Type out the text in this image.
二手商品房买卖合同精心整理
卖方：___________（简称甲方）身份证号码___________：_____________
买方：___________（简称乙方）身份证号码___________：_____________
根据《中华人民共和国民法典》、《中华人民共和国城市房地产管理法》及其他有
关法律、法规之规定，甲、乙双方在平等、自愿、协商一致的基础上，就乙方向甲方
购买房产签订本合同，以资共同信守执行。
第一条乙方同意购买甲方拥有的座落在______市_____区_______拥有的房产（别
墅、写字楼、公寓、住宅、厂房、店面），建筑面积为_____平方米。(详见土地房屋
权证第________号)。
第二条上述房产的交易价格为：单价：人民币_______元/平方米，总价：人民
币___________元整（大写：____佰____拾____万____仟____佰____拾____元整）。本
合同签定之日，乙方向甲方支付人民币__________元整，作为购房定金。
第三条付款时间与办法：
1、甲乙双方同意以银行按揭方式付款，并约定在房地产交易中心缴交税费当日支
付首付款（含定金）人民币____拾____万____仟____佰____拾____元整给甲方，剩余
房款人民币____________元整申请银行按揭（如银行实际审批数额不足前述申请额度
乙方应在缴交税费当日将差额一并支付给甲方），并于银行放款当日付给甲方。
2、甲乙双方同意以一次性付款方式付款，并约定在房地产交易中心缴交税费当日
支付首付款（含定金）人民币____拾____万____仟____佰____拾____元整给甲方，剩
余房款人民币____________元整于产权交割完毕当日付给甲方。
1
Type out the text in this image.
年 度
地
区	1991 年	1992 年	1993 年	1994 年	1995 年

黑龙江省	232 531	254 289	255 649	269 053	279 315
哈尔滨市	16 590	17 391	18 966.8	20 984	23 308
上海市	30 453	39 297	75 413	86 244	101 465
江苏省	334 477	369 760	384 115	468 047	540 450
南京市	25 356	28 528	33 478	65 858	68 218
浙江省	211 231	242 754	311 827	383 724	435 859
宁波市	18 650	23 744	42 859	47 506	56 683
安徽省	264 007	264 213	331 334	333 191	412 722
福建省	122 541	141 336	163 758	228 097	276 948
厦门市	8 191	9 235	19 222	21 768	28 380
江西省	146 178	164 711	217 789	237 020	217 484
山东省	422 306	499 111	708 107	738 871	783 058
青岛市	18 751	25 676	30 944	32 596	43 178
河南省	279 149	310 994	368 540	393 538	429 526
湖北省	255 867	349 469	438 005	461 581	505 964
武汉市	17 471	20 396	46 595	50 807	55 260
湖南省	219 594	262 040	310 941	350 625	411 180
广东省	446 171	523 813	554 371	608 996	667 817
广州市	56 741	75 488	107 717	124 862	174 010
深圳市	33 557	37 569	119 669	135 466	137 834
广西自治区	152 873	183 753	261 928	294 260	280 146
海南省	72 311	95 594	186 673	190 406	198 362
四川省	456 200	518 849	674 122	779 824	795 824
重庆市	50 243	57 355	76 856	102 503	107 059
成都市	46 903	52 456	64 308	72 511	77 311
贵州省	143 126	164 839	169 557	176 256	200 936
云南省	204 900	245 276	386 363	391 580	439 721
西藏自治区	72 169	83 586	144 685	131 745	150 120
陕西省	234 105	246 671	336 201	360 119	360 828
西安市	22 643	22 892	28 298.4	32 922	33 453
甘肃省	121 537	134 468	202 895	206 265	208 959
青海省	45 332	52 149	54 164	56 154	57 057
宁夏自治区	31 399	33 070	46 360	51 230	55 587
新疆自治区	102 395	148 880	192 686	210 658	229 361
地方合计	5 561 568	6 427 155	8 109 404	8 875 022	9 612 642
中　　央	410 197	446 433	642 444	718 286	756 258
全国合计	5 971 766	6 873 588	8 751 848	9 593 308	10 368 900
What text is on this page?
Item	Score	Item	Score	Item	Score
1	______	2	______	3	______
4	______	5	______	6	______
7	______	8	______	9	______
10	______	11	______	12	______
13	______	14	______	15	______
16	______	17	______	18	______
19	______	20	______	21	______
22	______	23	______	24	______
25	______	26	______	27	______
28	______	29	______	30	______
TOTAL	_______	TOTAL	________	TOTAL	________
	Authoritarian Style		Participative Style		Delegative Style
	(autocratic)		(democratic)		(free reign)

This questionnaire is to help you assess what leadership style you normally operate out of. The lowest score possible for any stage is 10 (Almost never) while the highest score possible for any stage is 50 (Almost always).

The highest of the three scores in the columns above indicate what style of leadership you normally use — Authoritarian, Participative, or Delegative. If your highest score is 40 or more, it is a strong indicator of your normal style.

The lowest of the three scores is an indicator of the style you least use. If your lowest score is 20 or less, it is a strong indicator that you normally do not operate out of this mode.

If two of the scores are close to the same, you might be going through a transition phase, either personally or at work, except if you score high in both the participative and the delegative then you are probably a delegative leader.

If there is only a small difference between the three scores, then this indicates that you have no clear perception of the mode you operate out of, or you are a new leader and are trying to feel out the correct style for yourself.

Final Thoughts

--- INSTRUCTIONS TO FOLLOW ---
Transcribe every record above exactly as it appears.

--- TASK OUTPUT ---
Type out the text in this image.
二手商品房买卖合同精心整理
卖方：___________（简称甲方）身份证号码___________：_____________
买方：___________（简称乙方）身份证号码___________：_____________
根据《中华人民共和国民法典》、《中华人民共和国城市房地产管理法》及其他有
关法律、法规之规定，甲、乙双方在平等、自愿、协商一致的基础上，就乙方向甲方
购买房产签订本合同，以资共同信守执行。
第一条乙方同意购买甲方拥有的座落在______市_____区_______拥有的房产（别
墅、写字楼、公寓、住宅、厂房、店面），建筑面积为_____平方米。(详见土地房屋
权证第________号)。
第二条上述房产的交易价格为：单价：人民币_______元/平方米，总价：人民
币___________元整（大写：____佰____拾____万____仟____佰____拾____元整）。本
合同签定之日，乙方向甲方支付人民币__________元整，作为购房定金。
第三条付款时间与办法：
1、甲乙双方同意以银行按揭方式付款，并约定在房地产交易中心缴交税费当日支
付首付款（含定金）人民币____拾____万____仟____佰____拾____元整给甲方，剩余
房款人民币____________元整申请银行按揭（如银行实际审批数额不足前述申请额度
乙方应在缴交税费当日将差额一并支付给甲方），并于银行放款当日付给甲方。
2、甲乙双方同意以一次性付款方式付款，并约定在房地产交易中心缴交税费当日
支付首付款（含定金）人民币____拾____万____仟____佰____拾____元整给甲方，剩
余房款人民币____________元整于产权交割完毕当日付给甲方。
1
Type out the text in this image.
年 度
地
区	1991 年	1992 年	1993 年	1994 年	1995 年

黑龙江省	232 531	254 289	255 649	269 053	279 315
哈尔滨市	16 590	17 391	18 966.8	20 984	23 308
上海市	30 453	39 297	75 413	86 244	101 465
江苏省	334 477	369 760	384 115	468 047	540 450
南京市	25 356	28 528	33 478	65 858	68 218
浙江省	211 231	242 754	311 827	383 724	435 859
宁波市	18 650	23 744	42 859	47 506	56 683
安徽省	264 007	264 213	331 334	333 191	412 722
福建省	122 541	141 336	163 758	228 097	276 948
厦门市	8 191	9 235	19 222	21 768	28 380
江西省	146 178	164 711	217 789	237 020	217 484
山东省	422 306	499 111	708 107	738 871	783 058
青岛市	18 751	25 676	30 944	32 596	43 178
河南省	279 149	310 994	368 540	393 538	429 526
湖北省	255 867	349 469	438 005	461 581	505 964
武汉市	17 471	20 396	46 595	50 807	55 260
湖南省	219 594	262 040	310 941	350 625	411 180
广东省	446 171	523 813	554 371	608 996	667 817
广州市	56 741	75 488	107 717	124 862	174 010
深圳市	33 557	37 569	119 669	135 466	137 834
广西自治区	152 873	183 753	261 928	294 260	280 146
海南省	72 311	95 594	186 673	190 406	198 362
四川省	456 200	518 849	674 122	779 824	795 824
重庆市	50 243	57 355	76 856	102 503	107 059
成都市	46 903	52 456	64 308	72 511	77 311
贵州省	143 126	164 839	169 557	176 256	200 936
云南省	204 900	245 276	386 363	391 580	439 721
西藏自治区	72 169	83 586	144 685	131 745	150 120
陕西省	234 105	246 671	336 201	360 119	360 828
西安市	22 643	22 892	28 298.4	32 922	33 453
甘肃省	121 537	134 468	202 895	206 265	208 959
青海省	45 332	52 149	54 164	56 154	57 057
宁夏自治区	31 399	33 070	46 360	51 230	55 587
新疆自治区	102 395	148 880	192 686	210 658	229 361
地方合计	5 561 568	6 427 155	8 109 404	8 875 022	9 612 642
中　　央	410 197	446 433	642 444	718 286	756 258
全国合计	5 971 766	6 873 588	8 751 848	9 593 308	10 368 900
What text is on this page?
Item	Score	Item	Score	Item	Score
1	______	2	______	3	______
4	______	5	______	6	______
7	______	8	______	9	______
10	______	11	______	12	______
13	______	14	______	15	______
16	______	17	______	18	______
19	______	20	______	21	______
22	______	23	______	24	______
25	______	26	______	27	______
28	______	29	______	30	______
TOTAL	_______	TOTAL	________	TOTAL	________
	Authoritarian Style		Participative Style		Delegative Style
	(autocratic)		(democratic)		(free reign)

This questionnaire is to help you assess what leadership style you normally operate out of. The lowest score possible for any stage is 10 (Almost never) while the highest score possible for any stage is 50 (Almost always).

The highest of the three scores in the columns above indicate what style of leadership you normally use — Authoritarian, Participative, or Delegative. If your highest score is 40 or more, it is a strong indicator of your normal style.

The lowest of the three scores is an indicator of the style you least use. If your lowest score is 20 or less, it is a strong indicator that you normally do not operate out of this mode.

If two of the scores are close to the same, you might be going through a transition phase, either personally or at work, except if you score high in both the participative and the delegative then you are probably a delegative leader.

If there is only a small difference between the three scores, then this indicates that you have no clear perception of the mode you operate out of, or you are a new leader and are trying to feel out the correct style for yourself.

Final Thoughts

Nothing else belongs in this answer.